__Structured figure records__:
++++++++++

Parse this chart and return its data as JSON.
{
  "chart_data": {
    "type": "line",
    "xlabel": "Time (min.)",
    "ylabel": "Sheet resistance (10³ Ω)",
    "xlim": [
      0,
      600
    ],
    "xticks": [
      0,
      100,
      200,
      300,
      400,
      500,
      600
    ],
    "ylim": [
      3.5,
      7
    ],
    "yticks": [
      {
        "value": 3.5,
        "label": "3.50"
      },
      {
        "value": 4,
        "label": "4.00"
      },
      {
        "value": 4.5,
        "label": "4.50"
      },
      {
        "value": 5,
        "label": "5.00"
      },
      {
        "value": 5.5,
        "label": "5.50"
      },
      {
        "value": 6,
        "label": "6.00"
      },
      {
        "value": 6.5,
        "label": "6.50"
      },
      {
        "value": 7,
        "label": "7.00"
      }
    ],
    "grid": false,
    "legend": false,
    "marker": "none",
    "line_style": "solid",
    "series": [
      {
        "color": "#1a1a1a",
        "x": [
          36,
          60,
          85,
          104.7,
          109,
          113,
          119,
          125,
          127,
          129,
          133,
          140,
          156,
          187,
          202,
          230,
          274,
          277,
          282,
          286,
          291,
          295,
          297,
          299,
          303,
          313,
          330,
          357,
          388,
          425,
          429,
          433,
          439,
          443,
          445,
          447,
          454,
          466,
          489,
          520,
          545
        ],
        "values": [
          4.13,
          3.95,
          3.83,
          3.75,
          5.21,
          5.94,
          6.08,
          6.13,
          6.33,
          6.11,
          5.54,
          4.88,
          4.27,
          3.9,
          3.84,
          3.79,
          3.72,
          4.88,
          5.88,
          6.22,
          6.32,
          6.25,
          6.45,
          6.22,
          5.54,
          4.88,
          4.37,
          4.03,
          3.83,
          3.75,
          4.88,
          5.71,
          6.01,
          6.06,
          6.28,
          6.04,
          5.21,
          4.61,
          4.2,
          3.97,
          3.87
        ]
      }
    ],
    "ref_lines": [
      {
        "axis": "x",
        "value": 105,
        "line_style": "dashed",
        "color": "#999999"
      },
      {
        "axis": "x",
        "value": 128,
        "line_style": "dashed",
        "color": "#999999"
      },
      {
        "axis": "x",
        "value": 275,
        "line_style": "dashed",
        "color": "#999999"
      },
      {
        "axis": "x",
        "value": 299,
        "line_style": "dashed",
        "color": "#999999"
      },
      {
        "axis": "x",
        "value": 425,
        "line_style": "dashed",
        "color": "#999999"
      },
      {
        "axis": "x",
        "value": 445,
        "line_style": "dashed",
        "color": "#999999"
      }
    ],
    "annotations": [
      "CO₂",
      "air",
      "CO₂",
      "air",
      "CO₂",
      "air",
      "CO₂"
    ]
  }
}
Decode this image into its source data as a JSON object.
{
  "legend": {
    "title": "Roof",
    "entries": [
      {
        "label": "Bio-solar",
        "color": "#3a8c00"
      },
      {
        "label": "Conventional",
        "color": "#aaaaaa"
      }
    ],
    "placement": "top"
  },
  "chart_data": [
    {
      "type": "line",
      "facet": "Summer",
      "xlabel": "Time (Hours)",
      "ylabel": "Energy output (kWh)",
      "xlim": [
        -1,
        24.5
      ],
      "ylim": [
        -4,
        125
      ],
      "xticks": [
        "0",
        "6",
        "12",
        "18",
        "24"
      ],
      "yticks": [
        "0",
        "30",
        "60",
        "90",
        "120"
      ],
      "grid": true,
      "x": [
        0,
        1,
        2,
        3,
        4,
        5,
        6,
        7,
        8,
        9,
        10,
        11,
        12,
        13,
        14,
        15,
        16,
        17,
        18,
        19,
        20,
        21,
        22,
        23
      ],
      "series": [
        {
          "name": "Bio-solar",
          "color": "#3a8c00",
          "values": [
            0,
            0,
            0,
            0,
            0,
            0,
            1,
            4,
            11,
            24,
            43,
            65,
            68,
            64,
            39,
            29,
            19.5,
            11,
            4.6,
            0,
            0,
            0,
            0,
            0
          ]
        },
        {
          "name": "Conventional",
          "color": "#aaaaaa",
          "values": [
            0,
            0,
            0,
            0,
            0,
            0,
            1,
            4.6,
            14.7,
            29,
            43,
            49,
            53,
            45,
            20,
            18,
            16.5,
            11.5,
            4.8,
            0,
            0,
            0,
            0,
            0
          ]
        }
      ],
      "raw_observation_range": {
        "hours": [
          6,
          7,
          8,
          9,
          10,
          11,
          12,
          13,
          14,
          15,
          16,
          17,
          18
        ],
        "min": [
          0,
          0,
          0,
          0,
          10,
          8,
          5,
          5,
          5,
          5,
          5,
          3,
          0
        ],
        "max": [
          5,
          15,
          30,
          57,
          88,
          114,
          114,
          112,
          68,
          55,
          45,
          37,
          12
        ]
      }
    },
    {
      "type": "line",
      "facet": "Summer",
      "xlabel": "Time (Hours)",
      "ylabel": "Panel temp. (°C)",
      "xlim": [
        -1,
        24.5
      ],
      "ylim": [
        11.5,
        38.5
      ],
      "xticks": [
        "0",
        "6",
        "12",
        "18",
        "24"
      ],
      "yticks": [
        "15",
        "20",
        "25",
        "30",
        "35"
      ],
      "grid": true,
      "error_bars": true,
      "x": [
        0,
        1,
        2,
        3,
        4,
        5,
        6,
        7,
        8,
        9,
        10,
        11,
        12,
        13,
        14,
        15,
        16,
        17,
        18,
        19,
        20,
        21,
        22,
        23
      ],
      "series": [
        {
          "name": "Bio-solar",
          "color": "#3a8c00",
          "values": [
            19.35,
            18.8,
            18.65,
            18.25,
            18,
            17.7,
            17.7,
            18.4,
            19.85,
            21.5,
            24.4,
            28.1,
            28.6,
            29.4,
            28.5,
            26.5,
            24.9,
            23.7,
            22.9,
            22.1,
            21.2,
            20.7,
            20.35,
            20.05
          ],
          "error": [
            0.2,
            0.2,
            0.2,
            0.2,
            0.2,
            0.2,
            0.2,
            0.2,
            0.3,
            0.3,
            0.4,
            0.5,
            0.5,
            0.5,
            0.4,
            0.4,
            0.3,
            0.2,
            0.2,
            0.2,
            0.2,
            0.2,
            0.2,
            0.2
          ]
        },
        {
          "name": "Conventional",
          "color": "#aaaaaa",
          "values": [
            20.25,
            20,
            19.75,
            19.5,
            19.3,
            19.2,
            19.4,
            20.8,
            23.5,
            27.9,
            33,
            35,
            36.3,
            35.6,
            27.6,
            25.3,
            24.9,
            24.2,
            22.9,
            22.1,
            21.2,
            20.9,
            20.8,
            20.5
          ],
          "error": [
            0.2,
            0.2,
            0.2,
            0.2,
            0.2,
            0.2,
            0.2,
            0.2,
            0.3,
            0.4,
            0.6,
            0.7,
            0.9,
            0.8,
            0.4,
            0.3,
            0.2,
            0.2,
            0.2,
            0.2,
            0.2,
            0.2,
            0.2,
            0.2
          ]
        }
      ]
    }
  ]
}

++++++++++

__REQUIRED WORK__: Using the listing above, please repeat every entry exactly.

__SOLUTION FOR THIS PROBLEM__:
Parse this chart and return its data as JSON.
{
  "chart_data": {
    "type": "line",
    "xlabel": "Time (min.)",
    "ylabel": "Sheet resistance (10³ Ω)",
    "xlim": [
      0,
      600
    ],
    "xticks": [
      0,
      100,
      200,
      300,
      400,
      500,
      600
    ],
    "ylim": [
      3.5,
      7
    ],
    "yticks": [
      {
        "value": 3.5,
        "label": "3.50"
      },
      {
        "value": 4,
        "label": "4.00"
      },
      {
        "value": 4.5,
        "label": "4.50"
      },
      {
        "value": 5,
        "label": "5.00"
      },
      {
        "value": 5.5,
        "label": "5.50"
      },
      {
        "value": 6,
        "label": "6.00"
      },
      {
        "value": 6.5,
        "label": "6.50"
      },
      {
        "value": 7,
        "label": "7.00"
      }
    ],
    "grid": false,
    "legend": false,
    "marker": "none",
    "line_style": "solid",
    "series": [
      {
        "color": "#1a1a1a",
        "x": [
          36,
          60,
          85,
          104.7,
          109,
          113,
          119,
          125,
          127,
          129,
          133,
          140,
          156,
          187,
          202,
          230,
          274,
          277,
          282,
          286,
          291,
          295,
          297,
          299,
          303,
          313,
          330,
          357,
          388,
          425,
          429,
          433,
          439,
          443,
          445,
          447,
          454,
          466,
          489,
          520,
          545
        ],
        "values": [
          4.13,
          3.95,
          3.83,
          3.75,
          5.21,
          5.94,
          6.08,
          6.13,
          6.33,
          6.11,
          5.54,
          4.88,
          4.27,
          3.9,
          3.84,
          3.79,
          3.72,
          4.88,
          5.88,
          6.22,
          6.32,
          6.25,
          6.45,
          6.22,
          5.54,
          4.88,
          4.37,
          4.03,
          3.83,
          3.75,
          4.88,
          5.71,
          6.01,
          6.06,
          6.28,
          6.04,
          5.21,
          4.61,
          4.2,
          3.97,
          3.87
        ]
      }
    ],
    "ref_lines": [
      {
        "axis": "x",
        "value": 105,
        "line_style": "dashed",
        "color": "#999999"
      },
      {
        "axis": "x",
        "value": 128,
        "line_style": "dashed",
        "color": "#999999"
      },
      {
        "axis": "x",
        "value": 275,
        "line_style": "dashed",
        "color": "#999999"
      },
      {
        "axis": "x",
        "value": 299,
        "line_style": "dashed",
        "color": "#999999"
      },
      {
        "axis": "x",
        "value": 425,
        "line_style": "dashed",
        "color": "#999999"
      },
      {
        "axis": "x",
        "value": 445,
        "line_style": "dashed",
        "color": "#999999"
      }
    ],
    "annotations": [
      "CO₂",
      "air",
      "CO₂",
      "air",
      "CO₂",
      "air",
      "CO₂"
    ]
  }
}
Decode this image into its source data as a JSON object.
{
  "legend": {
    "title": "Roof",
    "entries": [
      {
        "label": "Bio-solar",
        "color": "#3a8c00"
      },
      {
        "label": "Conventional",
        "color": "#aaaaaa"
      }
    ],
    "placement": "top"
  },
  "chart_data": [
    {
      "type": "line",
      "facet": "Summer",
      "xlabel": "Time (Hours)",
      "ylabel": "Energy output (kWh)",
      "xlim": [
        -1,
        24.5
      ],
      "ylim": [
        -4,
        125
      ],
      "xticks": [
        "0",
        "6",
        "12",
        "18",
        "24"
      ],
      "yticks": [
        "0",
        "30",
        "60",
        "90",
        "120"
      ],
      "grid": true,
      "x": [
        0,
        1,
        2,
        3,
        4,
        5,
        6,
        7,
        8,
        9,
        10,
        11,
        12,
        13,
        14,
        15,
        16,
        17,
        18,
        19,
        20,
        21,
        22,
        23
      ],
      "series": [
        {
          "name": "Bio-solar",
          "color": "#3a8c00",
          "values": [
            0,
            0,
            0,
            0,
            0,
            0,
            1,
            4,
            11,
            24,
            43,
            65,
            68,
            64,
            39,
            29,
            19.5,
            11,
            4.6,
            0,
            0,
            0,
            0,
            0
          ]
        },
        {
          "name": "Conventional",
          "color": "#aaaaaa",
          "values": [
            0,
            0,
            0,
            0,
            0,
            0,
            1,
            4.6,
            14.7,
            29,
            43,
            49,
            53,
            45,
            20,
            18,
            16.5,
            11.5,
            4.8,
            0,
            0,
            0,
            0,
            0
          ]
        }
      ],
      "raw_observation_range": {
        "hours": [
          6,
          7,
          8,
          9,
          10,
          11,
          12,
          13,
          14,
          15,
          16,
          17,
          18
        ],
        "min": [
          0,
          0,
          0,
          0,
          10,
          8,
          5,
          5,
          5,
          5,
          5,
          3,
          0
        ],
        "max": [
          5,
          15,
          30,
          57,
          88,
          114,
          114,
          112,
          68,
          55,
          45,
          37,
          12
        ]
      }
    },
    {
      "type": "line",
      "facet": "Summer",
      "xlabel": "Time (Hours)",
      "ylabel": "Panel temp. (°C)",
      "xlim": [
        -1,
        24.5
      ],
      "ylim": [
        11.5,
        38.5
      ],
      "xticks": [
        "0",
        "6",
        "12",
        "18",
        "24"
      ],
      "yticks": [
        "15",
        "20",
        "25",
        "30",
        "35"
      ],
      "grid": true,
      "error_bars": true,
      "x": [
        0,
        1,
        2,
        3,
        4,
        5,
        6,
        7,
        8,
        9,
        10,
        11,
        12,
        13,
        14,
        15,
        16,
        17,
        18,
        19,
        20,
        21,
        22,
        23
      ],
      "series": [
        {
          "name": "Bio-solar",
          "color": "#3a8c00",
          "values": [
            19.35,
            18.8,
            18.65,
            18.25,
            18,
            17.7,
            17.7,
            18.4,
            19.85,
            21.5,
            24.4,
            28.1,
            28.6,
            29.4,
            28.5,
            26.5,
            24.9,
            23.7,
            22.9,
            22.1,
            21.2,
            20.7,
            20.35,
            20.05
          ],
          "error": [
            0.2,
            0.2,
            0.2,
            0.2,
            0.2,
            0.2,
            0.2,
            0.2,
            0.3,
            0.3,
            0.4,
            0.5,
            0.5,
            0.5,
            0.4,
            0.4,
            0.3,
            0.2,
            0.2,
            0.2,
            0.2,
            0.2,
            0.2,
            0.2
          ]
        },
        {
          "name": "Conventional",
          "color": "#aaaaaa",
          "values": [
            20.25,
            20,
            19.75,
            19.5,
            19.3,
            19.2,
            19.4,
            20.8,
            23.5,
            27.9,
            33,
            35,
            36.3,
            35.6,
            27.6,
            25.3,
            24.9,
            24.2,
            22.9,
            22.1,
            21.2,
            20.9,
            20.8,
            20.5
          ],
          "error": [
            0.2,
            0.2,
            0.2,
            0.2,
            0.2,
            0.2,
            0.2,
            0.2,
            0.3,
            0.4,
            0.6,
            0.7,
            0.9,
            0.8,
            0.4,
            0.3,
            0.2,
            0.2,
            0.2,
            0.2,
            0.2,
            0.2,
            0.2,
            0.2
          ]
        }
      ]
    }
  ]
}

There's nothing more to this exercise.